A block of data
**********
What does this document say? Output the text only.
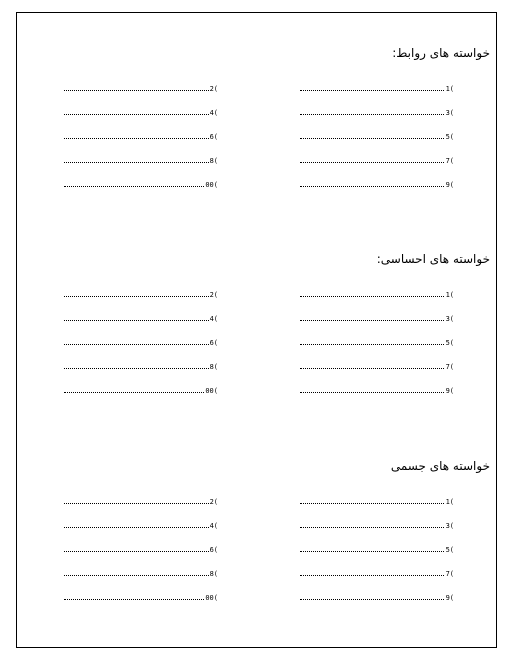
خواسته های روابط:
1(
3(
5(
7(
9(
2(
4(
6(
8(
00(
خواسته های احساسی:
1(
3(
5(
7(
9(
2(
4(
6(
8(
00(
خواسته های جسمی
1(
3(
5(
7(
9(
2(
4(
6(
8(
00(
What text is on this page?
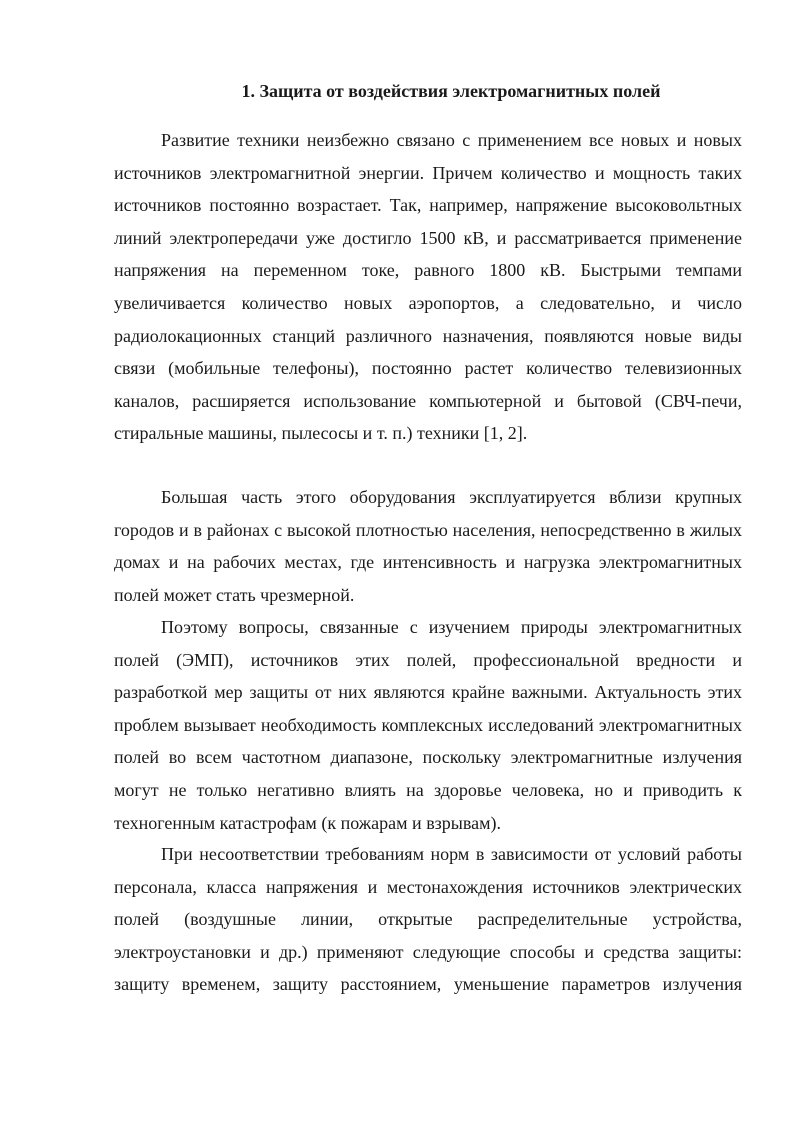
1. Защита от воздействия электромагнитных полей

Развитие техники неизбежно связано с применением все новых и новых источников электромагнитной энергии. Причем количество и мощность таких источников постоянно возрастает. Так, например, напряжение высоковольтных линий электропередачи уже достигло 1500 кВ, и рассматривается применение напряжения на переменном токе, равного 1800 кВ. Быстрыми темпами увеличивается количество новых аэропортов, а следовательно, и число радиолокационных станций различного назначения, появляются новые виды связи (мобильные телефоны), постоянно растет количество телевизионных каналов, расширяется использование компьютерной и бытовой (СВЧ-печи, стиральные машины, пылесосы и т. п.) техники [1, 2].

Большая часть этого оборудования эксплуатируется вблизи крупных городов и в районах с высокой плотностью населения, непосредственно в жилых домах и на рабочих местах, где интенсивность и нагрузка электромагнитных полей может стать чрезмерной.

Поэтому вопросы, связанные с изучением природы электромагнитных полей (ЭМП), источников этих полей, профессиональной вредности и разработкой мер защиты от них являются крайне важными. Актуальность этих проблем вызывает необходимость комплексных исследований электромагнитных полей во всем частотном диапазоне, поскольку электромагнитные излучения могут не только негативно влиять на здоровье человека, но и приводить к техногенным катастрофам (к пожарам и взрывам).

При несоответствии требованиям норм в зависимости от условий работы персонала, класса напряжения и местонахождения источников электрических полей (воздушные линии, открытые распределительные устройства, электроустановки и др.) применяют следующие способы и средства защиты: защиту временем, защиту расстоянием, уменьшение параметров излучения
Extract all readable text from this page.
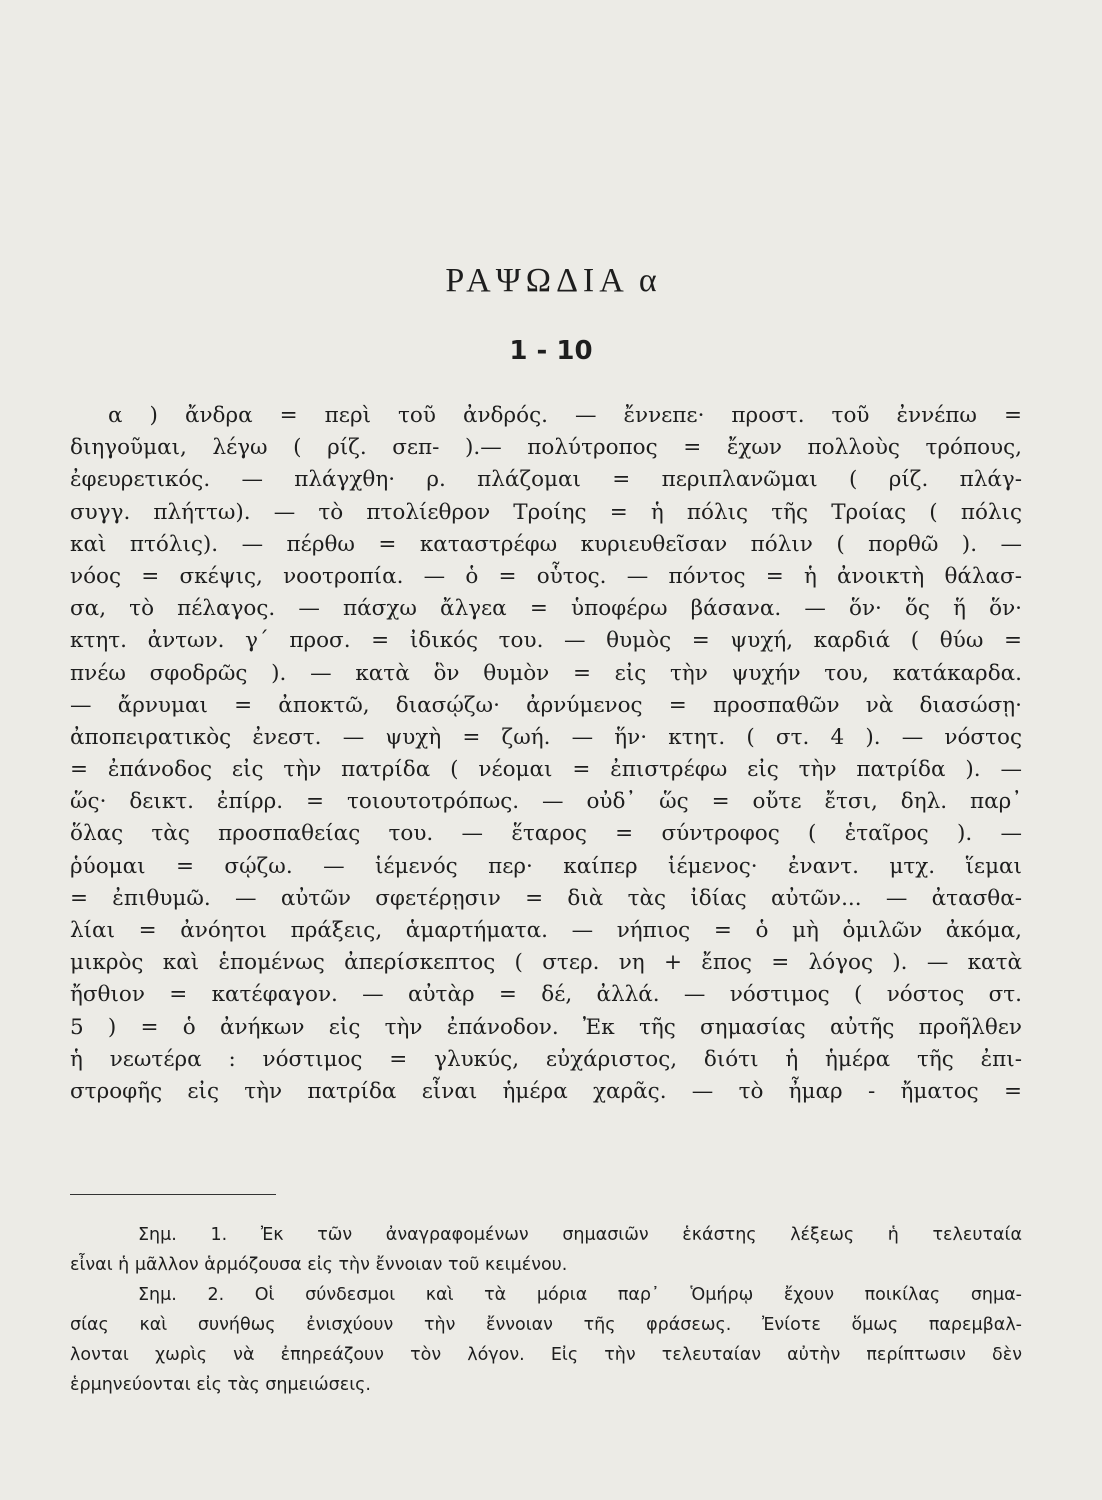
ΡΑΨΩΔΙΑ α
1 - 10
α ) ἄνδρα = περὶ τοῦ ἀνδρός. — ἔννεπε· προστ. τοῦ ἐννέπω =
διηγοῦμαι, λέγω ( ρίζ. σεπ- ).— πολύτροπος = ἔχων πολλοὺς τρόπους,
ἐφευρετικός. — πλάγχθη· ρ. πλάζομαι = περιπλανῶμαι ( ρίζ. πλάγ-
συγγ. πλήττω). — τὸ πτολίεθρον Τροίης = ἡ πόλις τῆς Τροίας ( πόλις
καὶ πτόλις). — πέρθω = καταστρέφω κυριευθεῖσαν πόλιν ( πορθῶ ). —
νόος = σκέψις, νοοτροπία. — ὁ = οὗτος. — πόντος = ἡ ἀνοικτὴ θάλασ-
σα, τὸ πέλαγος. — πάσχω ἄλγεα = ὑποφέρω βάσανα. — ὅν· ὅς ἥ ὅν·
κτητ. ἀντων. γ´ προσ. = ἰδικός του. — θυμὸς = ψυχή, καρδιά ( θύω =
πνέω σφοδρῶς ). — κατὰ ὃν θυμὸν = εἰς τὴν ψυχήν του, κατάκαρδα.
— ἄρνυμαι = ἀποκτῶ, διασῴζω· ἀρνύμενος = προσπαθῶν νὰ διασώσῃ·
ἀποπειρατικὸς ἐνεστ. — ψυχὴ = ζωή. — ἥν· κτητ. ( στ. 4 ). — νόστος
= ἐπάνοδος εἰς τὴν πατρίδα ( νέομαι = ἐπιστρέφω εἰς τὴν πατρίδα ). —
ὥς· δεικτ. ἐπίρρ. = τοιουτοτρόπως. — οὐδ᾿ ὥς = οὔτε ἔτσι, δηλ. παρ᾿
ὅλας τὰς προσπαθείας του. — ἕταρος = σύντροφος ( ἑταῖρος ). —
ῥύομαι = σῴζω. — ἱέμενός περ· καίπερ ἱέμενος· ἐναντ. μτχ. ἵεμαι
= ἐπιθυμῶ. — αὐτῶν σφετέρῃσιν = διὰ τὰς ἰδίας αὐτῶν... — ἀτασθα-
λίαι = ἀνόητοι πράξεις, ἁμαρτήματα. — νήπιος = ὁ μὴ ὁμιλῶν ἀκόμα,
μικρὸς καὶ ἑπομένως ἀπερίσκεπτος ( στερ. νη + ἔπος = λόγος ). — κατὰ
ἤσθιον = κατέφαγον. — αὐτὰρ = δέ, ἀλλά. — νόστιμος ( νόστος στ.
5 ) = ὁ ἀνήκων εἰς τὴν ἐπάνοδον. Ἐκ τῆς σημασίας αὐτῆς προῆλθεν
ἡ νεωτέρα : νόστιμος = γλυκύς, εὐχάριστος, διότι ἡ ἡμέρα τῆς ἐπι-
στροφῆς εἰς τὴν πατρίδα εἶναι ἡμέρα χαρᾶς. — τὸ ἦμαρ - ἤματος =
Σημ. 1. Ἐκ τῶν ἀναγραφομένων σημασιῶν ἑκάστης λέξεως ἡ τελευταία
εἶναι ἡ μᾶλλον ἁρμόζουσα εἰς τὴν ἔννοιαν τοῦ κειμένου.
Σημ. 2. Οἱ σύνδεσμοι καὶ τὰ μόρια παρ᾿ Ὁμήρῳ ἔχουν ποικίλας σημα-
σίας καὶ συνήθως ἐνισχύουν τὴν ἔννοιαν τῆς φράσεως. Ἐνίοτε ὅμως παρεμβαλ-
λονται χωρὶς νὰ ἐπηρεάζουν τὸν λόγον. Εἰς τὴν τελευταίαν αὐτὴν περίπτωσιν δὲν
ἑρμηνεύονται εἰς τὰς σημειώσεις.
**********
Leave images out of the retyped records; keep all else exact.

What does this document say? Output the text only.
خواسته های روابط:
1(
3(
5(
7(
9(
2(
4(
6(
8(
00(
خواسته های احساسی:
1(
3(
5(
7(
9(
2(
4(
6(
8(
00(
خواسته های جسمی
1(
3(
5(
7(
9(
2(
4(
6(
8(
00(
What text is on this page?
1. Защита от воздействия электромагнитных полей

Развитие техники неизбежно связано с применением все новых и новых источников электромагнитной энергии. Причем количество и мощность таких источников постоянно возрастает. Так, например, напряжение высоковольтных линий электропередачи уже достигло 1500 кВ, и рассматривается применение напряжения на переменном токе, равного 1800 кВ. Быстрыми темпами увеличивается количество новых аэропортов, а следовательно, и число радиолокационных станций различного назначения, появляются новые виды связи (мобильные телефоны), постоянно растет количество телевизионных каналов, расширяется использование компьютерной и бытовой (СВЧ-печи, стиральные машины, пылесосы и т. п.) техники [1, 2].

Большая часть этого оборудования эксплуатируется вблизи крупных городов и в районах с высокой плотностью населения, непосредственно в жилых домах и на рабочих местах, где интенсивность и нагрузка электромагнитных полей может стать чрезмерной.

Поэтому вопросы, связанные с изучением природы электромагнитных полей (ЭМП), источников этих полей, профессиональной вредности и разработкой мер защиты от них являются крайне важными. Актуальность этих проблем вызывает необходимость комплексных исследований электромагнитных полей во всем частотном диапазоне, поскольку электромагнитные излучения могут не только негативно влиять на здоровье человека, но и приводить к техногенным катастрофам (к пожарам и взрывам).

При несоответствии требованиям норм в зависимости от условий работы персонала, класса напряжения и местонахождения источников электрических полей (воздушные линии, открытые распределительные устройства, электроустановки и др.) применяют следующие способы и средства защиты: защиту временем, защиту расстоянием, уменьшение параметров излучения
Extract all readable text from this page.
ΡΑΨΩΔΙΑ α
1 - 10
α ) ἄνδρα = περὶ τοῦ ἀνδρός. — ἔννεπε· προστ. τοῦ ἐννέπω =
διηγοῦμαι, λέγω ( ρίζ. σεπ- ).— πολύτροπος = ἔχων πολλοὺς τρόπους,
ἐφευρετικός. — πλάγχθη· ρ. πλάζομαι = περιπλανῶμαι ( ρίζ. πλάγ-
συγγ. πλήττω). — τὸ πτολίεθρον Τροίης = ἡ πόλις τῆς Τροίας ( πόλις
καὶ πτόλις). — πέρθω = καταστρέφω κυριευθεῖσαν πόλιν ( πορθῶ ). —
νόος = σκέψις, νοοτροπία. — ὁ = οὗτος. — πόντος = ἡ ἀνοικτὴ θάλασ-
σα, τὸ πέλαγος. — πάσχω ἄλγεα = ὑποφέρω βάσανα. — ὅν· ὅς ἥ ὅν·
κτητ. ἀντων. γ´ προσ. = ἰδικός του. — θυμὸς = ψυχή, καρδιά ( θύω =
πνέω σφοδρῶς ). — κατὰ ὃν θυμὸν = εἰς τὴν ψυχήν του, κατάκαρδα.
— ἄρνυμαι = ἀποκτῶ, διασῴζω· ἀρνύμενος = προσπαθῶν νὰ διασώσῃ·
ἀποπειρατικὸς ἐνεστ. — ψυχὴ = ζωή. — ἥν· κτητ. ( στ. 4 ). — νόστος
= ἐπάνοδος εἰς τὴν πατρίδα ( νέομαι = ἐπιστρέφω εἰς τὴν πατρίδα ). —
ὥς· δεικτ. ἐπίρρ. = τοιουτοτρόπως. — οὐδ᾿ ὥς = οὔτε ἔτσι, δηλ. παρ᾿
ὅλας τὰς προσπαθείας του. — ἕταρος = σύντροφος ( ἑταῖρος ). —
ῥύομαι = σῴζω. — ἱέμενός περ· καίπερ ἱέμενος· ἐναντ. μτχ. ἵεμαι
= ἐπιθυμῶ. — αὐτῶν σφετέρῃσιν = διὰ τὰς ἰδίας αὐτῶν... — ἀτασθα-
λίαι = ἀνόητοι πράξεις, ἁμαρτήματα. — νήπιος = ὁ μὴ ὁμιλῶν ἀκόμα,
μικρὸς καὶ ἑπομένως ἀπερίσκεπτος ( στερ. νη + ἔπος = λόγος ). — κατὰ
ἤσθιον = κατέφαγον. — αὐτὰρ = δέ, ἀλλά. — νόστιμος ( νόστος στ.
5 ) = ὁ ἀνήκων εἰς τὴν ἐπάνοδον. Ἐκ τῆς σημασίας αὐτῆς προῆλθεν
ἡ νεωτέρα : νόστιμος = γλυκύς, εὐχάριστος, διότι ἡ ἡμέρα τῆς ἐπι-
στροφῆς εἰς τὴν πατρίδα εἶναι ἡμέρα χαρᾶς. — τὸ ἦμαρ - ἤματος =
Σημ. 1. Ἐκ τῶν ἀναγραφομένων σημασιῶν ἑκάστης λέξεως ἡ τελευταία
εἶναι ἡ μᾶλλον ἁρμόζουσα εἰς τὴν ἔννοιαν τοῦ κειμένου.
Σημ. 2. Οἱ σύνδεσμοι καὶ τὰ μόρια παρ᾿ Ὁμήρῳ ἔχουν ποικίλας σημα-
σίας καὶ συνήθως ἐνισχύουν τὴν ἔννοιαν τῆς φράσεως. Ἐνίοτε ὅμως παρεμβαλ-
λονται χωρὶς νὰ ἐπηρεάζουν τὸν λόγον. Εἰς τὴν τελευταίαν αὐτὴν περίπτωσιν δὲν
ἑρμηνεύονται εἰς τὰς σημειώσεις.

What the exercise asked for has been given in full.